== Supplied material ==
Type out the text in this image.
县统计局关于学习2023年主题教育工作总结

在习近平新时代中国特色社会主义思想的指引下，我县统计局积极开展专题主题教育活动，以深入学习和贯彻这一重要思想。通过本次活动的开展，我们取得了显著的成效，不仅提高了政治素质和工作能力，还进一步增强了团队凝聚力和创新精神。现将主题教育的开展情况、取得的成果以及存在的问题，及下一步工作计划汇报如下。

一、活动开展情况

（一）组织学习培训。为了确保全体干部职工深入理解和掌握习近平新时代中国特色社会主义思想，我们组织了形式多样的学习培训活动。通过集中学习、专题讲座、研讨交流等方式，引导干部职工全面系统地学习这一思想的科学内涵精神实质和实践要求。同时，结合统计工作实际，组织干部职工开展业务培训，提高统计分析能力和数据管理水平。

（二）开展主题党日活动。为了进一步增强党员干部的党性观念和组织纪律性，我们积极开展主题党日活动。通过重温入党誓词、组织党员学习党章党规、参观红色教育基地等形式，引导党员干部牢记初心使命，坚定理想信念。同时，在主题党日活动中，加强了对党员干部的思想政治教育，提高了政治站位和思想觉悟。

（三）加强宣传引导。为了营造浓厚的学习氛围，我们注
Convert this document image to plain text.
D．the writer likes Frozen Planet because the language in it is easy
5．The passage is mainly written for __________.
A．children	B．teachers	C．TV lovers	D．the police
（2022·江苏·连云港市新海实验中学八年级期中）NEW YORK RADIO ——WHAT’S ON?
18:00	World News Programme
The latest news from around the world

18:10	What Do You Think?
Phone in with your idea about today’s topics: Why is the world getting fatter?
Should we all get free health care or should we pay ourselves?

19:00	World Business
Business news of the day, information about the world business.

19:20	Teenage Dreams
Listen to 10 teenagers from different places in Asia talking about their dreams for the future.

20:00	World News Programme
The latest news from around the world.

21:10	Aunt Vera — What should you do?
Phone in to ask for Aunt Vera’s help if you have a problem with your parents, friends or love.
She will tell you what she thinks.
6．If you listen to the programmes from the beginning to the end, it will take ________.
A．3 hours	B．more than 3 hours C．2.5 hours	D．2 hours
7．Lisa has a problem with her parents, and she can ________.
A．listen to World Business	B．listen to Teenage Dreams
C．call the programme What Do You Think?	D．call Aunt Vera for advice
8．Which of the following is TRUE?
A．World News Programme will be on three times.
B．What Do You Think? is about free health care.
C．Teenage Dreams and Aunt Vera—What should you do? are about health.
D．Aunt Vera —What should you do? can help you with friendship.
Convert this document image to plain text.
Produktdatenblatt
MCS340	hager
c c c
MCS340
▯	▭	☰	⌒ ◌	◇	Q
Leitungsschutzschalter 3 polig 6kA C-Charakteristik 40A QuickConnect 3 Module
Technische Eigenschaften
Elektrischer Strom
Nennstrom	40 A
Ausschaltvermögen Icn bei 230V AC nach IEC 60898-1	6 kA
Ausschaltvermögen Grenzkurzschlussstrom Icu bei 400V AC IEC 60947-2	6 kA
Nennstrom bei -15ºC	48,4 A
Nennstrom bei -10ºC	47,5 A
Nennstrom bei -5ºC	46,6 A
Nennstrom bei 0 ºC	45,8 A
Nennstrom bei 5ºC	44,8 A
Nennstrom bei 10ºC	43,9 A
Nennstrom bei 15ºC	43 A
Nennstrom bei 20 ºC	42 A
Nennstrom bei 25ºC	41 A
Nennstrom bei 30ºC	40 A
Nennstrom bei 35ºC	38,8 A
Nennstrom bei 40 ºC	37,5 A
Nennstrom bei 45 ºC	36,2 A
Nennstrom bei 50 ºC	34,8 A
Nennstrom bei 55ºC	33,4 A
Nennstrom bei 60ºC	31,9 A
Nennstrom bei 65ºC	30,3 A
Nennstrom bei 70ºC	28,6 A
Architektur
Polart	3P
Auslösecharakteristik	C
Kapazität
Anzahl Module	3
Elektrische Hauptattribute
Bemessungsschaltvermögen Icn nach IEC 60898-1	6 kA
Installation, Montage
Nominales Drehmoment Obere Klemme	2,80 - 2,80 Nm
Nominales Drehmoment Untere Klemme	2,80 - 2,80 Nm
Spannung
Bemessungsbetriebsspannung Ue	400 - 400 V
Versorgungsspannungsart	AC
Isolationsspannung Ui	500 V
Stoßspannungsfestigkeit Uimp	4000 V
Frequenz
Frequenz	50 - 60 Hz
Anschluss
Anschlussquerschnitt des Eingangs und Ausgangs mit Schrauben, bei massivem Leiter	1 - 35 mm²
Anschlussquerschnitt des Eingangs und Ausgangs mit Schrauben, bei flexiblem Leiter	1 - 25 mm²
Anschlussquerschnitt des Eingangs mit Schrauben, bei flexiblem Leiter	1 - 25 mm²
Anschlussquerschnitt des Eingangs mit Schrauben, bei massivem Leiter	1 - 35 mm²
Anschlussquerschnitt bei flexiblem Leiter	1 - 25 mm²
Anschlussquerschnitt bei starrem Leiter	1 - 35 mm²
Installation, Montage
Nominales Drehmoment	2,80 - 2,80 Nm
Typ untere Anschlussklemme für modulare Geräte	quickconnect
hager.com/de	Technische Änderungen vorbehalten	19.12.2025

== Exercise task ==
Copy out the whole listing exactly.

== Output for this exercise ==
Type out the text in this image.
县统计局关于学习2023年主题教育工作总结

在习近平新时代中国特色社会主义思想的指引下，我县统计局积极开展专题主题教育活动，以深入学习和贯彻这一重要思想。通过本次活动的开展，我们取得了显著的成效，不仅提高了政治素质和工作能力，还进一步增强了团队凝聚力和创新精神。现将主题教育的开展情况、取得的成果以及存在的问题，及下一步工作计划汇报如下。

一、活动开展情况

（一）组织学习培训。为了确保全体干部职工深入理解和掌握习近平新时代中国特色社会主义思想，我们组织了形式多样的学习培训活动。通过集中学习、专题讲座、研讨交流等方式，引导干部职工全面系统地学习这一思想的科学内涵精神实质和实践要求。同时，结合统计工作实际，组织干部职工开展业务培训，提高统计分析能力和数据管理水平。

（二）开展主题党日活动。为了进一步增强党员干部的党性观念和组织纪律性，我们积极开展主题党日活动。通过重温入党誓词、组织党员学习党章党规、参观红色教育基地等形式，引导党员干部牢记初心使命，坚定理想信念。同时，在主题党日活动中，加强了对党员干部的思想政治教育，提高了政治站位和思想觉悟。

（三）加强宣传引导。为了营造浓厚的学习氛围，我们注
Convert this document image to plain text.
D．the writer likes Frozen Planet because the language in it is easy
5．The passage is mainly written for __________.
A．children	B．teachers	C．TV lovers	D．the police
（2022·江苏·连云港市新海实验中学八年级期中）NEW YORK RADIO ——WHAT’S ON?
18:00	World News Programme
The latest news from around the world

18:10	What Do You Think?
Phone in with your idea about today’s topics: Why is the world getting fatter?
Should we all get free health care or should we pay ourselves?

19:00	World Business
Business news of the day, information about the world business.

19:20	Teenage Dreams
Listen to 10 teenagers from different places in Asia talking about their dreams for the future.

20:00	World News Programme
The latest news from around the world.

21:10	Aunt Vera — What should you do?
Phone in to ask for Aunt Vera’s help if you have a problem with your parents, friends or love.
She will tell you what she thinks.
6．If you listen to the programmes from the beginning to the end, it will take ________.
A．3 hours	B．more than 3 hours C．2.5 hours	D．2 hours
7．Lisa has a problem with her parents, and she can ________.
A．listen to World Business	B．listen to Teenage Dreams
C．call the programme What Do You Think?	D．call Aunt Vera for advice
8．Which of the following is TRUE?
A．World News Programme will be on three times.
B．What Do You Think? is about free health care.
C．Teenage Dreams and Aunt Vera—What should you do? are about health.
D．Aunt Vera —What should you do? can help you with friendship.
Convert this document image to plain text.
Produktdatenblatt
MCS340	hager
c c c
MCS340
▯	▭	☰	⌒ ◌	◇	Q
Leitungsschutzschalter 3 polig 6kA C-Charakteristik 40A QuickConnect 3 Module
Technische Eigenschaften
Elektrischer Strom
Nennstrom	40 A
Ausschaltvermögen Icn bei 230V AC nach IEC 60898-1	6 kA
Ausschaltvermögen Grenzkurzschlussstrom Icu bei 400V AC IEC 60947-2	6 kA
Nennstrom bei -15ºC	48,4 A
Nennstrom bei -10ºC	47,5 A
Nennstrom bei -5ºC	46,6 A
Nennstrom bei 0 ºC	45,8 A
Nennstrom bei 5ºC	44,8 A
Nennstrom bei 10ºC	43,9 A
Nennstrom bei 15ºC	43 A
Nennstrom bei 20 ºC	42 A
Nennstrom bei 25ºC	41 A
Nennstrom bei 30ºC	40 A
Nennstrom bei 35ºC	38,8 A
Nennstrom bei 40 ºC	37,5 A
Nennstrom bei 45 ºC	36,2 A
Nennstrom bei 50 ºC	34,8 A
Nennstrom bei 55ºC	33,4 A
Nennstrom bei 60ºC	31,9 A
Nennstrom bei 65ºC	30,3 A
Nennstrom bei 70ºC	28,6 A
Architektur
Polart	3P
Auslösecharakteristik	C
Kapazität
Anzahl Module	3
Elektrische Hauptattribute
Bemessungsschaltvermögen Icn nach IEC 60898-1	6 kA
Installation, Montage
Nominales Drehmoment Obere Klemme	2,80 - 2,80 Nm
Nominales Drehmoment Untere Klemme	2,80 - 2,80 Nm
Spannung
Bemessungsbetriebsspannung Ue	400 - 400 V
Versorgungsspannungsart	AC
Isolationsspannung Ui	500 V
Stoßspannungsfestigkeit Uimp	4000 V
Frequenz
Frequenz	50 - 60 Hz
Anschluss
Anschlussquerschnitt des Eingangs und Ausgangs mit Schrauben, bei massivem Leiter	1 - 35 mm²
Anschlussquerschnitt des Eingangs und Ausgangs mit Schrauben, bei flexiblem Leiter	1 - 25 mm²
Anschlussquerschnitt des Eingangs mit Schrauben, bei flexiblem Leiter	1 - 25 mm²
Anschlussquerschnitt des Eingangs mit Schrauben, bei massivem Leiter	1 - 35 mm²
Anschlussquerschnitt bei flexiblem Leiter	1 - 25 mm²
Anschlussquerschnitt bei starrem Leiter	1 - 35 mm²
Installation, Montage
Nominales Drehmoment	2,80 - 2,80 Nm
Typ untere Anschlussklemme für modulare Geräte	quickconnect
hager.com/de	Technische Änderungen vorbehalten	19.12.2025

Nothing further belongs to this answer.